_Exercise requirements_
Pull out every line with the word "JSON" from the entries below.

_Recorded information_
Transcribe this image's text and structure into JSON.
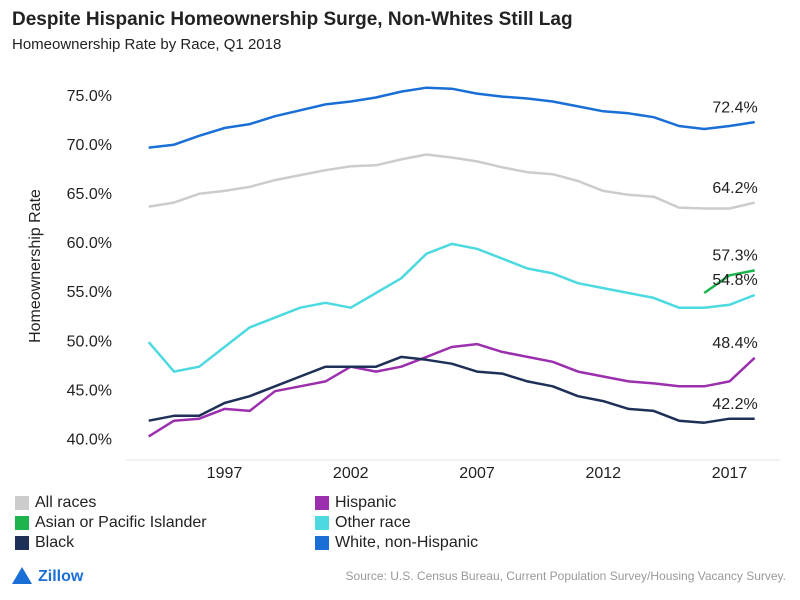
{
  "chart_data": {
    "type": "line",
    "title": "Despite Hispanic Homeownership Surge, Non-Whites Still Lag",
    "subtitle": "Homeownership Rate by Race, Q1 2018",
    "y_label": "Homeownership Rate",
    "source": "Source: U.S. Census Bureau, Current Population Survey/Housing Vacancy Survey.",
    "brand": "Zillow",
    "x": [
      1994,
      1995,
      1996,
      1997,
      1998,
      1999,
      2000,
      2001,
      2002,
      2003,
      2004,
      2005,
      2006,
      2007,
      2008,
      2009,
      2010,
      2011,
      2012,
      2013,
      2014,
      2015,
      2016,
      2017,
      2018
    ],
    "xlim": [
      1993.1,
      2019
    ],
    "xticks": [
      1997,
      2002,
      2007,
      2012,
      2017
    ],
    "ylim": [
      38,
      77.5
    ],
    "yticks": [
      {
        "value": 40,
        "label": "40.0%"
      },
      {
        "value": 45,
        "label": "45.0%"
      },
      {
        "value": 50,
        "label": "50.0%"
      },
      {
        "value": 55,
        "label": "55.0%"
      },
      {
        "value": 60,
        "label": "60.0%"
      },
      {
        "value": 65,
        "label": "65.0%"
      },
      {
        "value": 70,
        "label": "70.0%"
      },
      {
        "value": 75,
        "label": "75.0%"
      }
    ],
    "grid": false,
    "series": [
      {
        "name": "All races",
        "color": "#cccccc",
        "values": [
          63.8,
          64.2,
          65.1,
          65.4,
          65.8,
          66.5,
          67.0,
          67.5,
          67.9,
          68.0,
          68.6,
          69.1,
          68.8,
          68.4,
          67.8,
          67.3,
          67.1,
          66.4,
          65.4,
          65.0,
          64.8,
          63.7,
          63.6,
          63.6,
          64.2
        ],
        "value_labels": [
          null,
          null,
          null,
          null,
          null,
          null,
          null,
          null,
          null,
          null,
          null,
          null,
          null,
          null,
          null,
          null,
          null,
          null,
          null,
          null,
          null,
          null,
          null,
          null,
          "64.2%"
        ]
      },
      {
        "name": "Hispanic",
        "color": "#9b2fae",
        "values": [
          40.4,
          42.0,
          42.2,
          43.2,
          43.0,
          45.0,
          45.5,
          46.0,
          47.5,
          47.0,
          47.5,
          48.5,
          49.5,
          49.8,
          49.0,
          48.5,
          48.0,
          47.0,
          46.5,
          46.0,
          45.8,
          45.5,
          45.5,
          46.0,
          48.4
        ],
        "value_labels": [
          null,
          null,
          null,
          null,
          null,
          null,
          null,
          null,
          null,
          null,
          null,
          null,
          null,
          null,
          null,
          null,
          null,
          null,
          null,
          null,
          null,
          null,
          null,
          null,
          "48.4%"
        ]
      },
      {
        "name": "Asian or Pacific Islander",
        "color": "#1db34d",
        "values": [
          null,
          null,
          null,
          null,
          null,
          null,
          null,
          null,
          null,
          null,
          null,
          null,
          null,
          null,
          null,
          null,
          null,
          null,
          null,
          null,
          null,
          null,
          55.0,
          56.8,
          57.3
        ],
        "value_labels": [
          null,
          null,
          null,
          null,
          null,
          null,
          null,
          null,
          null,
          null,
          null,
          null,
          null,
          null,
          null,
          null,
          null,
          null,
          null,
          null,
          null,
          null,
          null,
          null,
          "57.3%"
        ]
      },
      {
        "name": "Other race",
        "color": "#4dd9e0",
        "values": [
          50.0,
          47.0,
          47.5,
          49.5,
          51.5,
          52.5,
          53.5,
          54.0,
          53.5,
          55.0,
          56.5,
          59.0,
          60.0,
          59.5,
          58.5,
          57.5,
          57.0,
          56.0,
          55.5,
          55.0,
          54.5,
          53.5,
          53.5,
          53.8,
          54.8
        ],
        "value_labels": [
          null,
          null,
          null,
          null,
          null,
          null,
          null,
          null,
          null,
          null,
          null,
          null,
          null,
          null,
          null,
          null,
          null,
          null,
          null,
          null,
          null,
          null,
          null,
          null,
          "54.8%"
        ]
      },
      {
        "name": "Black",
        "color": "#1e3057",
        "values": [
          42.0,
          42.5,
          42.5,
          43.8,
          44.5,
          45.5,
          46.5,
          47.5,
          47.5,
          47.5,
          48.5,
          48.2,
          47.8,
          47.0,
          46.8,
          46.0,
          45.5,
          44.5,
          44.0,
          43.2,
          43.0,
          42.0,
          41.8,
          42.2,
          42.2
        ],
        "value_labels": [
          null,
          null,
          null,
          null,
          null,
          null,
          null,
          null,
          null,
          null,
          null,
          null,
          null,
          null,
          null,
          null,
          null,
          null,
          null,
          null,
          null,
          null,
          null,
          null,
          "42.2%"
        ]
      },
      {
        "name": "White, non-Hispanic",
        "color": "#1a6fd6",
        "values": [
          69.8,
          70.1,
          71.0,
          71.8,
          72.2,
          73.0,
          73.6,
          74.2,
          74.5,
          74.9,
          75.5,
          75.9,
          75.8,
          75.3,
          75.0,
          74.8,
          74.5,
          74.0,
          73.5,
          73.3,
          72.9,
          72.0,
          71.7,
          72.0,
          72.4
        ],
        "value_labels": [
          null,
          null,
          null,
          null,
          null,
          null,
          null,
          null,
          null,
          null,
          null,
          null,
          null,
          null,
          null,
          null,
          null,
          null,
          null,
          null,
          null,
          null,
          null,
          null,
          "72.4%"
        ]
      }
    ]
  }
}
==
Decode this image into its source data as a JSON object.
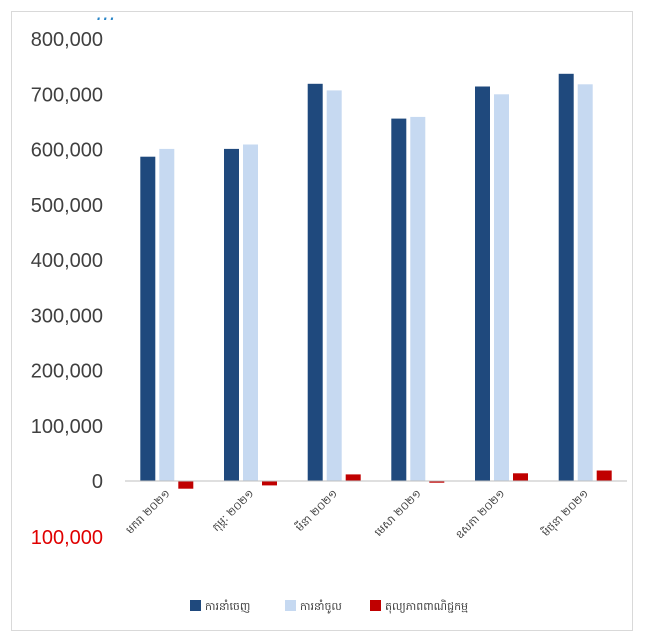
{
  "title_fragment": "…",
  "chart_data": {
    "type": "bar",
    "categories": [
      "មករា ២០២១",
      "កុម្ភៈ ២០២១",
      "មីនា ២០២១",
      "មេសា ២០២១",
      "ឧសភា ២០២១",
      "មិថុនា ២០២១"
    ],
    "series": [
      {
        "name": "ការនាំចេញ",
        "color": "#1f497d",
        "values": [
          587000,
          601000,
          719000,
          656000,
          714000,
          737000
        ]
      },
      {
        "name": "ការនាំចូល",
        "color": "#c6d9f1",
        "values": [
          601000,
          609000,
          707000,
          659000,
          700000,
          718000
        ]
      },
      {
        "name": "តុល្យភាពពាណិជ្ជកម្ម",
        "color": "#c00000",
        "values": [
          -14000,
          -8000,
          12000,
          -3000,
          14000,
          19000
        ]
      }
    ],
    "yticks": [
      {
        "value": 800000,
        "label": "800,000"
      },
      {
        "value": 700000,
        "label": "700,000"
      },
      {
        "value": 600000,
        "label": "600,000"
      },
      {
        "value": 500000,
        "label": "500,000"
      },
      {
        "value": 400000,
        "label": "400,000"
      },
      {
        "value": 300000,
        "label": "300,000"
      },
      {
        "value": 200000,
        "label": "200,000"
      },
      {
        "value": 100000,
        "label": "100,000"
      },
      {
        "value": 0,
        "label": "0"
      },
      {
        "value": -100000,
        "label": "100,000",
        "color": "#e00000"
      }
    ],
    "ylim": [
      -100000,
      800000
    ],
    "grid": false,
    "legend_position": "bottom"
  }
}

_Response to the task_
Transcribe this image's text and structure into JSON.
Decode this image into its source data as a JSON object.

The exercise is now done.